WORK INSTRUCTIONS:
Look through the lines of the material and count those containing "sapphire". Give that count alone.

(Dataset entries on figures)

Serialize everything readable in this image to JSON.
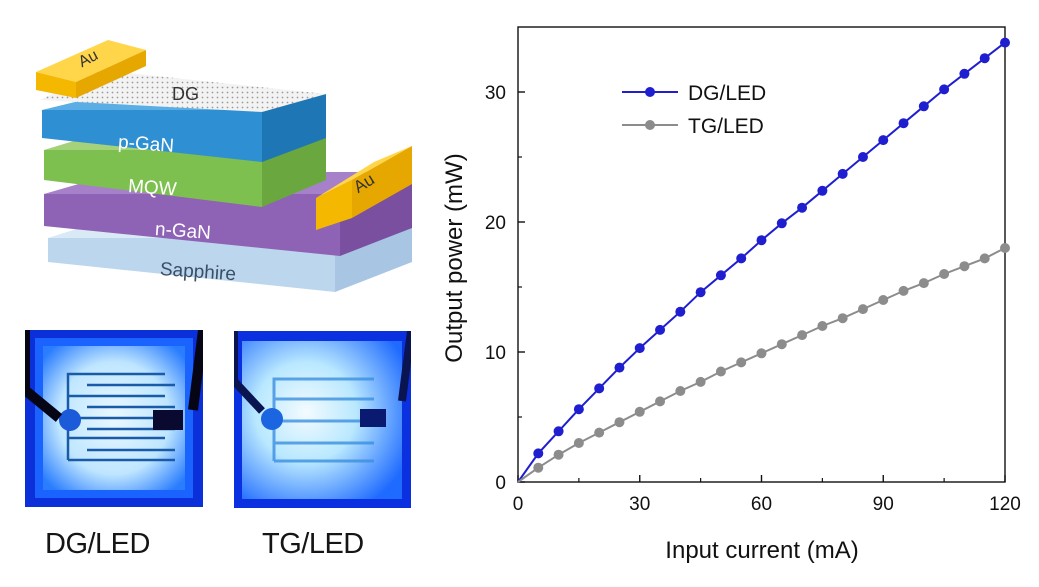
{
  "figure": {
    "layers": {
      "dg": "DG",
      "p_gan": "p-GaN",
      "mqw": "MQW",
      "n_gan": "n-GaN",
      "sapphire": "Sapphire",
      "au_top": "Au",
      "au_side": "Au"
    },
    "photos": {
      "dg_label": "DG/LED",
      "tg_label": "TG/LED"
    },
    "colors": {
      "p_gan": "#2f8fd3",
      "mqw": "#7ec04f",
      "n_gan": "#8e62b4",
      "sapphire": "#b7d3ec",
      "au": "#f5b800",
      "dg_series": "#1f1fd0",
      "tg_series": "#8c8c8c"
    }
  },
  "chart_data": {
    "type": "line",
    "xlabel": "Input current (mA)",
    "ylabel": "Output power (mW)",
    "xlim": [
      0,
      120
    ],
    "ylim": [
      0,
      35
    ],
    "xticks": [
      0,
      30,
      60,
      90,
      120
    ],
    "yticks": [
      0,
      10,
      20,
      30
    ],
    "grid": false,
    "legend_position": "top-left",
    "series": [
      {
        "name": "DG/LED",
        "marker": "circle",
        "x": [
          0,
          5,
          10,
          15,
          20,
          25,
          30,
          35,
          40,
          45,
          50,
          55,
          60,
          65,
          70,
          75,
          80,
          85,
          90,
          95,
          100,
          105,
          110,
          115,
          120
        ],
        "y": [
          0,
          2.2,
          3.9,
          5.6,
          7.2,
          8.8,
          10.3,
          11.7,
          13.1,
          14.6,
          15.9,
          17.2,
          18.6,
          19.9,
          21.1,
          22.4,
          23.7,
          25.0,
          26.3,
          27.6,
          28.9,
          30.2,
          31.4,
          32.6,
          33.8
        ]
      },
      {
        "name": "TG/LED",
        "marker": "circle",
        "x": [
          0,
          5,
          10,
          15,
          20,
          25,
          30,
          35,
          40,
          45,
          50,
          55,
          60,
          65,
          70,
          75,
          80,
          85,
          90,
          95,
          100,
          105,
          110,
          115,
          120
        ],
        "y": [
          0,
          1.1,
          2.1,
          3.0,
          3.8,
          4.6,
          5.4,
          6.2,
          7.0,
          7.7,
          8.5,
          9.2,
          9.9,
          10.6,
          11.3,
          12.0,
          12.6,
          13.3,
          14.0,
          14.7,
          15.3,
          16.0,
          16.6,
          17.2,
          18.0
        ]
      }
    ]
  }
}
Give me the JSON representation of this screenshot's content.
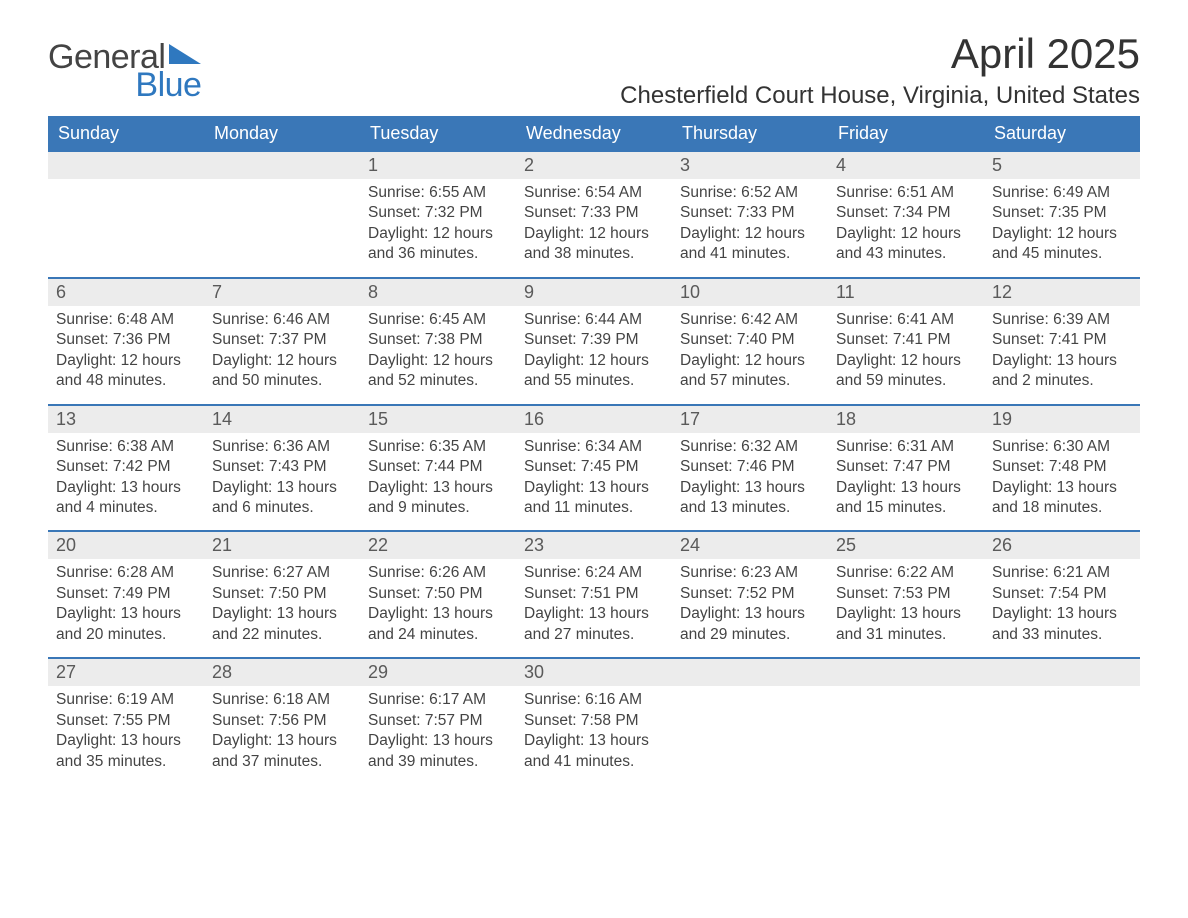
{
  "brand": {
    "general": "General",
    "blue": "Blue",
    "accent_color": "#2f78bf"
  },
  "title": "April 2025",
  "location": "Chesterfield Court House, Virginia, United States",
  "colors": {
    "header_bg": "#3a77b7",
    "header_text": "#ffffff",
    "daynum_bg": "#ececec",
    "daynum_text": "#5a5a5a",
    "body_text": "#444444",
    "week_border": "#3a77b7",
    "page_bg": "#ffffff"
  },
  "typography": {
    "title_fontsize": 42,
    "location_fontsize": 24,
    "header_fontsize": 18,
    "body_fontsize": 15.5
  },
  "day_headers": [
    "Sunday",
    "Monday",
    "Tuesday",
    "Wednesday",
    "Thursday",
    "Friday",
    "Saturday"
  ],
  "weeks": [
    [
      {
        "day": "",
        "sunrise": "",
        "sunset": "",
        "daylight": ""
      },
      {
        "day": "",
        "sunrise": "",
        "sunset": "",
        "daylight": ""
      },
      {
        "day": "1",
        "sunrise": "Sunrise: 6:55 AM",
        "sunset": "Sunset: 7:32 PM",
        "daylight": "Daylight: 12 hours and 36 minutes."
      },
      {
        "day": "2",
        "sunrise": "Sunrise: 6:54 AM",
        "sunset": "Sunset: 7:33 PM",
        "daylight": "Daylight: 12 hours and 38 minutes."
      },
      {
        "day": "3",
        "sunrise": "Sunrise: 6:52 AM",
        "sunset": "Sunset: 7:33 PM",
        "daylight": "Daylight: 12 hours and 41 minutes."
      },
      {
        "day": "4",
        "sunrise": "Sunrise: 6:51 AM",
        "sunset": "Sunset: 7:34 PM",
        "daylight": "Daylight: 12 hours and 43 minutes."
      },
      {
        "day": "5",
        "sunrise": "Sunrise: 6:49 AM",
        "sunset": "Sunset: 7:35 PM",
        "daylight": "Daylight: 12 hours and 45 minutes."
      }
    ],
    [
      {
        "day": "6",
        "sunrise": "Sunrise: 6:48 AM",
        "sunset": "Sunset: 7:36 PM",
        "daylight": "Daylight: 12 hours and 48 minutes."
      },
      {
        "day": "7",
        "sunrise": "Sunrise: 6:46 AM",
        "sunset": "Sunset: 7:37 PM",
        "daylight": "Daylight: 12 hours and 50 minutes."
      },
      {
        "day": "8",
        "sunrise": "Sunrise: 6:45 AM",
        "sunset": "Sunset: 7:38 PM",
        "daylight": "Daylight: 12 hours and 52 minutes."
      },
      {
        "day": "9",
        "sunrise": "Sunrise: 6:44 AM",
        "sunset": "Sunset: 7:39 PM",
        "daylight": "Daylight: 12 hours and 55 minutes."
      },
      {
        "day": "10",
        "sunrise": "Sunrise: 6:42 AM",
        "sunset": "Sunset: 7:40 PM",
        "daylight": "Daylight: 12 hours and 57 minutes."
      },
      {
        "day": "11",
        "sunrise": "Sunrise: 6:41 AM",
        "sunset": "Sunset: 7:41 PM",
        "daylight": "Daylight: 12 hours and 59 minutes."
      },
      {
        "day": "12",
        "sunrise": "Sunrise: 6:39 AM",
        "sunset": "Sunset: 7:41 PM",
        "daylight": "Daylight: 13 hours and 2 minutes."
      }
    ],
    [
      {
        "day": "13",
        "sunrise": "Sunrise: 6:38 AM",
        "sunset": "Sunset: 7:42 PM",
        "daylight": "Daylight: 13 hours and 4 minutes."
      },
      {
        "day": "14",
        "sunrise": "Sunrise: 6:36 AM",
        "sunset": "Sunset: 7:43 PM",
        "daylight": "Daylight: 13 hours and 6 minutes."
      },
      {
        "day": "15",
        "sunrise": "Sunrise: 6:35 AM",
        "sunset": "Sunset: 7:44 PM",
        "daylight": "Daylight: 13 hours and 9 minutes."
      },
      {
        "day": "16",
        "sunrise": "Sunrise: 6:34 AM",
        "sunset": "Sunset: 7:45 PM",
        "daylight": "Daylight: 13 hours and 11 minutes."
      },
      {
        "day": "17",
        "sunrise": "Sunrise: 6:32 AM",
        "sunset": "Sunset: 7:46 PM",
        "daylight": "Daylight: 13 hours and 13 minutes."
      },
      {
        "day": "18",
        "sunrise": "Sunrise: 6:31 AM",
        "sunset": "Sunset: 7:47 PM",
        "daylight": "Daylight: 13 hours and 15 minutes."
      },
      {
        "day": "19",
        "sunrise": "Sunrise: 6:30 AM",
        "sunset": "Sunset: 7:48 PM",
        "daylight": "Daylight: 13 hours and 18 minutes."
      }
    ],
    [
      {
        "day": "20",
        "sunrise": "Sunrise: 6:28 AM",
        "sunset": "Sunset: 7:49 PM",
        "daylight": "Daylight: 13 hours and 20 minutes."
      },
      {
        "day": "21",
        "sunrise": "Sunrise: 6:27 AM",
        "sunset": "Sunset: 7:50 PM",
        "daylight": "Daylight: 13 hours and 22 minutes."
      },
      {
        "day": "22",
        "sunrise": "Sunrise: 6:26 AM",
        "sunset": "Sunset: 7:50 PM",
        "daylight": "Daylight: 13 hours and 24 minutes."
      },
      {
        "day": "23",
        "sunrise": "Sunrise: 6:24 AM",
        "sunset": "Sunset: 7:51 PM",
        "daylight": "Daylight: 13 hours and 27 minutes."
      },
      {
        "day": "24",
        "sunrise": "Sunrise: 6:23 AM",
        "sunset": "Sunset: 7:52 PM",
        "daylight": "Daylight: 13 hours and 29 minutes."
      },
      {
        "day": "25",
        "sunrise": "Sunrise: 6:22 AM",
        "sunset": "Sunset: 7:53 PM",
        "daylight": "Daylight: 13 hours and 31 minutes."
      },
      {
        "day": "26",
        "sunrise": "Sunrise: 6:21 AM",
        "sunset": "Sunset: 7:54 PM",
        "daylight": "Daylight: 13 hours and 33 minutes."
      }
    ],
    [
      {
        "day": "27",
        "sunrise": "Sunrise: 6:19 AM",
        "sunset": "Sunset: 7:55 PM",
        "daylight": "Daylight: 13 hours and 35 minutes."
      },
      {
        "day": "28",
        "sunrise": "Sunrise: 6:18 AM",
        "sunset": "Sunset: 7:56 PM",
        "daylight": "Daylight: 13 hours and 37 minutes."
      },
      {
        "day": "29",
        "sunrise": "Sunrise: 6:17 AM",
        "sunset": "Sunset: 7:57 PM",
        "daylight": "Daylight: 13 hours and 39 minutes."
      },
      {
        "day": "30",
        "sunrise": "Sunrise: 6:16 AM",
        "sunset": "Sunset: 7:58 PM",
        "daylight": "Daylight: 13 hours and 41 minutes."
      },
      {
        "day": "",
        "sunrise": "",
        "sunset": "",
        "daylight": ""
      },
      {
        "day": "",
        "sunrise": "",
        "sunset": "",
        "daylight": ""
      },
      {
        "day": "",
        "sunrise": "",
        "sunset": "",
        "daylight": ""
      }
    ]
  ]
}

EXERCISE RESPONSE:
2